> _CONSEGNA_
Trascrivi senza modifiche le voci che vanno dall'inizio fino alla riga con "matrix-result-cell: 11.0 — [399, 413, 424, 427]", inclusa quest'ultima.

(Elenchi di aree ed etichette)

# # # #

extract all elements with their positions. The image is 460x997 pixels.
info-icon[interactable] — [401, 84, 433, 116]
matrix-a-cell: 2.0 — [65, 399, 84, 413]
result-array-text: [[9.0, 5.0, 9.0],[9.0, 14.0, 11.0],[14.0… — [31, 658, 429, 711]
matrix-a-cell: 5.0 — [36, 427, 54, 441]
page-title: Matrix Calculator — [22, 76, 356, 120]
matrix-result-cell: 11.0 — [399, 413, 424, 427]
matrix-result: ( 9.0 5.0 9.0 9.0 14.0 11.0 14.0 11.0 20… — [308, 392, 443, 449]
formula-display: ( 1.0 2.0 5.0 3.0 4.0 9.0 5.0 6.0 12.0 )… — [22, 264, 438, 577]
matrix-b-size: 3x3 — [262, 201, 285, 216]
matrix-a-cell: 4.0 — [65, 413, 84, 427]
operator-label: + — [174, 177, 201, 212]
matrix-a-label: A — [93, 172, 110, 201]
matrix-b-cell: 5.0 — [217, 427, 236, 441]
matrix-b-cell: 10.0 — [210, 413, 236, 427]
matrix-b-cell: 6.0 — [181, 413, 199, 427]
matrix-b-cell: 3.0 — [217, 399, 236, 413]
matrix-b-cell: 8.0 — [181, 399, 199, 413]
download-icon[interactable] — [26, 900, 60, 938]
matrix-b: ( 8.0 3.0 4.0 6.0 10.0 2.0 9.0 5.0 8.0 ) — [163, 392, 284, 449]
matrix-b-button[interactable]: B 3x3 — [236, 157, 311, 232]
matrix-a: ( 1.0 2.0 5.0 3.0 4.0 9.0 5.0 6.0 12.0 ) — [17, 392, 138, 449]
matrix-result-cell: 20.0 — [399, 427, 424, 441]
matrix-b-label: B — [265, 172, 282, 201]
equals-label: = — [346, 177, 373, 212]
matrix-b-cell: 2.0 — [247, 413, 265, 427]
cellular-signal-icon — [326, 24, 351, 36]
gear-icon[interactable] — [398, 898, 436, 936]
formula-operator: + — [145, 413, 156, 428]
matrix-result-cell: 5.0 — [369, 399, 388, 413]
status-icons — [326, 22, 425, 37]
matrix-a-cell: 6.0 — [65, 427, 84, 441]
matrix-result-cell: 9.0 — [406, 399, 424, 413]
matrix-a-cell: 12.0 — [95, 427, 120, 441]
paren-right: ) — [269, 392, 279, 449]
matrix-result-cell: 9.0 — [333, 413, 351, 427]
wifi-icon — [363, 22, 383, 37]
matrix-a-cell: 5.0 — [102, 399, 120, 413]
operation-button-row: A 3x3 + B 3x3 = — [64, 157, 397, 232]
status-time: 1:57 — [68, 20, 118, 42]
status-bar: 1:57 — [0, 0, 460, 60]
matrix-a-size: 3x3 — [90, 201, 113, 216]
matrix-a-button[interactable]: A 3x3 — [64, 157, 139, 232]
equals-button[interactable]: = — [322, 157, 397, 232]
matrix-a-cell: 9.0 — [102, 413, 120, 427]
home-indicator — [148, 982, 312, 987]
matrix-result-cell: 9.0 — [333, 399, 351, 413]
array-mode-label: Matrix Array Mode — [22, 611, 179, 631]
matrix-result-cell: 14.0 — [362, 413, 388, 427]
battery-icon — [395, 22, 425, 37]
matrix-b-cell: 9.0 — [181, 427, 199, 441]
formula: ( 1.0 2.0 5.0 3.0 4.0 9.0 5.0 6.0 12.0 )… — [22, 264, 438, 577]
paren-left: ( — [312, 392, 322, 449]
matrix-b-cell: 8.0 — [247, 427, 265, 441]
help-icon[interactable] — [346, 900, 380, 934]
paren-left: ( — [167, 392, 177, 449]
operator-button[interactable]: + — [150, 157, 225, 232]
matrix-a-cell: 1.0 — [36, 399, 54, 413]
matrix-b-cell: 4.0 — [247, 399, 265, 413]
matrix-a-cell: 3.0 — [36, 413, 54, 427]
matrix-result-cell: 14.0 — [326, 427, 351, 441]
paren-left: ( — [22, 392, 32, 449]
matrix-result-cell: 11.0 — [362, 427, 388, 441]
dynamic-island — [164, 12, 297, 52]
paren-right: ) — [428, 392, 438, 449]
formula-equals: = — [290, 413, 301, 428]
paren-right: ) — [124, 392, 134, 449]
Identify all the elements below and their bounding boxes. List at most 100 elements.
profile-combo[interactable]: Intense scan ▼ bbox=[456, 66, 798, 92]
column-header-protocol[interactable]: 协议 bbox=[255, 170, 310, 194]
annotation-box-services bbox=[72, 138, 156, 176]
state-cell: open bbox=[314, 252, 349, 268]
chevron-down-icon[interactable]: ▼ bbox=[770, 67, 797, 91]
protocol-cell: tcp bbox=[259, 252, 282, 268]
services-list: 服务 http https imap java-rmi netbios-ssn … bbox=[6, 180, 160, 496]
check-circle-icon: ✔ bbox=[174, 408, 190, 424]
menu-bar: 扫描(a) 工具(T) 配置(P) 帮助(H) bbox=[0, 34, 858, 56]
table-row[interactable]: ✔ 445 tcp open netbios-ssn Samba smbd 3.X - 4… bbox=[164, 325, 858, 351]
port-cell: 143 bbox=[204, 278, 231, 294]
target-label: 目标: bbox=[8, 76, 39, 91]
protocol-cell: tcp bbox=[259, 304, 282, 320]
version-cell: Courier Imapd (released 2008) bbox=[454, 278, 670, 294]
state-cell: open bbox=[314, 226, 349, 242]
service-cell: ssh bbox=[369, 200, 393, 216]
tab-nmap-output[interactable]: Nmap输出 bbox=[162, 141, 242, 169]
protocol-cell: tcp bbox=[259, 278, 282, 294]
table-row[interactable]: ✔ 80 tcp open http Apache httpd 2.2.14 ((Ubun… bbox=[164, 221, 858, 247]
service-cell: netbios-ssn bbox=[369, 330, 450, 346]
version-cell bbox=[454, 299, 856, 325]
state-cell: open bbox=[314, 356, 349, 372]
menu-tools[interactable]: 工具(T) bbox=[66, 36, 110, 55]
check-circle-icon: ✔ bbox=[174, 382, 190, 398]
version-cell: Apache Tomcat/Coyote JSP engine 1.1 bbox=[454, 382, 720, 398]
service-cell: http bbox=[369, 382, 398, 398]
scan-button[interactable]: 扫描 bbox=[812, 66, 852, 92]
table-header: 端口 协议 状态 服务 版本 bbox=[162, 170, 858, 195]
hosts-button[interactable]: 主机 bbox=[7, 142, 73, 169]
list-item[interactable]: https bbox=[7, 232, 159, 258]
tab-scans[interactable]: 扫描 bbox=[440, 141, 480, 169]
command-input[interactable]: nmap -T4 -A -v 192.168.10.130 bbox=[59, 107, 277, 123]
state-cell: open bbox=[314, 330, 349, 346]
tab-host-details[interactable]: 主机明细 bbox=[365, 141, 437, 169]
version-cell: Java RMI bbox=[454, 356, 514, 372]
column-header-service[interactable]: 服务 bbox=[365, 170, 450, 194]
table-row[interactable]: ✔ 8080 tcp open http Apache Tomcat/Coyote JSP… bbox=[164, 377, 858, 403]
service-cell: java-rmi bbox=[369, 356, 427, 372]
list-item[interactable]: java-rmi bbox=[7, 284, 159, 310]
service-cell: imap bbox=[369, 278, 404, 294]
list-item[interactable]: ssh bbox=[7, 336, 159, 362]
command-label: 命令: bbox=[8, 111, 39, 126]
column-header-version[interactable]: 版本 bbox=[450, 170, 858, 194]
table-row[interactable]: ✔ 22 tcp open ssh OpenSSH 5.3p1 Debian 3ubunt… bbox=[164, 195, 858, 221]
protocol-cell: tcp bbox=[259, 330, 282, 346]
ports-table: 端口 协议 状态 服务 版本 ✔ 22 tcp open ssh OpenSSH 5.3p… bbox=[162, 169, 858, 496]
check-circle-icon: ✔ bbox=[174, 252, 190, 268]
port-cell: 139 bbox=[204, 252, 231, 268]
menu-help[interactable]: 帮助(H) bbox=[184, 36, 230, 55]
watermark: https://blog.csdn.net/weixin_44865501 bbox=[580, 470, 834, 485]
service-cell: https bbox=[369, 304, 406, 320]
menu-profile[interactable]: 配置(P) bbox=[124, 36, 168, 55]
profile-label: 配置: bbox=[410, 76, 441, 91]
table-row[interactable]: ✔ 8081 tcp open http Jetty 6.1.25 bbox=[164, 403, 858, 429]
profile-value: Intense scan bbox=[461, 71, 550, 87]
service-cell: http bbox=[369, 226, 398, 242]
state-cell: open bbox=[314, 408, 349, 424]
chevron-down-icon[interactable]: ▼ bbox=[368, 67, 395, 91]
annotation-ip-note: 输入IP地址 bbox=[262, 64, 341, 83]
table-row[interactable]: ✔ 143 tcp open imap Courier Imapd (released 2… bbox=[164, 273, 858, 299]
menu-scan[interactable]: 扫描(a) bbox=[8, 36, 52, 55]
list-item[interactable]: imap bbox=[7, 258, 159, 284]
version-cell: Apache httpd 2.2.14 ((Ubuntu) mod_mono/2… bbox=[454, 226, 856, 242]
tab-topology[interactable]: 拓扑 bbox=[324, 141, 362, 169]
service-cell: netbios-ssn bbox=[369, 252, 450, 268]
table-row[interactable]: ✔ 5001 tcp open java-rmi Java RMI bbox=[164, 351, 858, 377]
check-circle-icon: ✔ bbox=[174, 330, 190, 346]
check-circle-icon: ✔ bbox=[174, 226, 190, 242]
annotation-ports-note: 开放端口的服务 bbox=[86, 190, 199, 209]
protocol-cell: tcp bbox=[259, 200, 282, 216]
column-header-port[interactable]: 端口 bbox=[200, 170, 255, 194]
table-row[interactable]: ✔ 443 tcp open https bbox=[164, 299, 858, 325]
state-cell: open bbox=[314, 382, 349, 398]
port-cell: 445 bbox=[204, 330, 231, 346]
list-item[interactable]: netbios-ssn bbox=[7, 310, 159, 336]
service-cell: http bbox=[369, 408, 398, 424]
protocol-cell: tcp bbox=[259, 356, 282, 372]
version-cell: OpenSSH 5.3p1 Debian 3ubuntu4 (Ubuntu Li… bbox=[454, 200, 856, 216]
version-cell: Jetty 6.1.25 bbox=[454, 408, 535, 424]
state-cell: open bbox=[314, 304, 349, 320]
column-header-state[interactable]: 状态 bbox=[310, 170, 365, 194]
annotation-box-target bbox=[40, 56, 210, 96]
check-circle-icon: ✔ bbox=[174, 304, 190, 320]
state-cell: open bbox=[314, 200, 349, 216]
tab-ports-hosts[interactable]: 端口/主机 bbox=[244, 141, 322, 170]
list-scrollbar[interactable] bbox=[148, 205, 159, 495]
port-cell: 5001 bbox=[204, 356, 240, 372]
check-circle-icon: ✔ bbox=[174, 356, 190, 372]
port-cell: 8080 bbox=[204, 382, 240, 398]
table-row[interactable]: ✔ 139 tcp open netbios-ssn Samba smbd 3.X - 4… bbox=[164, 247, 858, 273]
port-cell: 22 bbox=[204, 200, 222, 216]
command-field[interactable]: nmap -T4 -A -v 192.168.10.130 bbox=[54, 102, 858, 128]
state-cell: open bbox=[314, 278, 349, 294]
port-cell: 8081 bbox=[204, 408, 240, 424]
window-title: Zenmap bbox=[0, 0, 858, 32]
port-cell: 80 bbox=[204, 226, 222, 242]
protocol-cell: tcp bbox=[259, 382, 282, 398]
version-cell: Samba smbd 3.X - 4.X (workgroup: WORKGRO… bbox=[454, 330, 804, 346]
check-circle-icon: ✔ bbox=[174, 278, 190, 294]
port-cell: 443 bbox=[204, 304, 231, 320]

# # # #

> _SOLUZIONE_
extract all elements with their positions. The image is 460x997 pixels.
info-icon[interactable] — [401, 84, 433, 116]
matrix-a-cell: 2.0 — [65, 399, 84, 413]
result-array-text: [[9.0, 5.0, 9.0],[9.0, 14.0, 11.0],[14.0… — [31, 658, 429, 711]
matrix-a-cell: 5.0 — [36, 427, 54, 441]
page-title: Matrix Calculator — [22, 76, 356, 120]
matrix-result-cell: 11.0 — [399, 413, 424, 427]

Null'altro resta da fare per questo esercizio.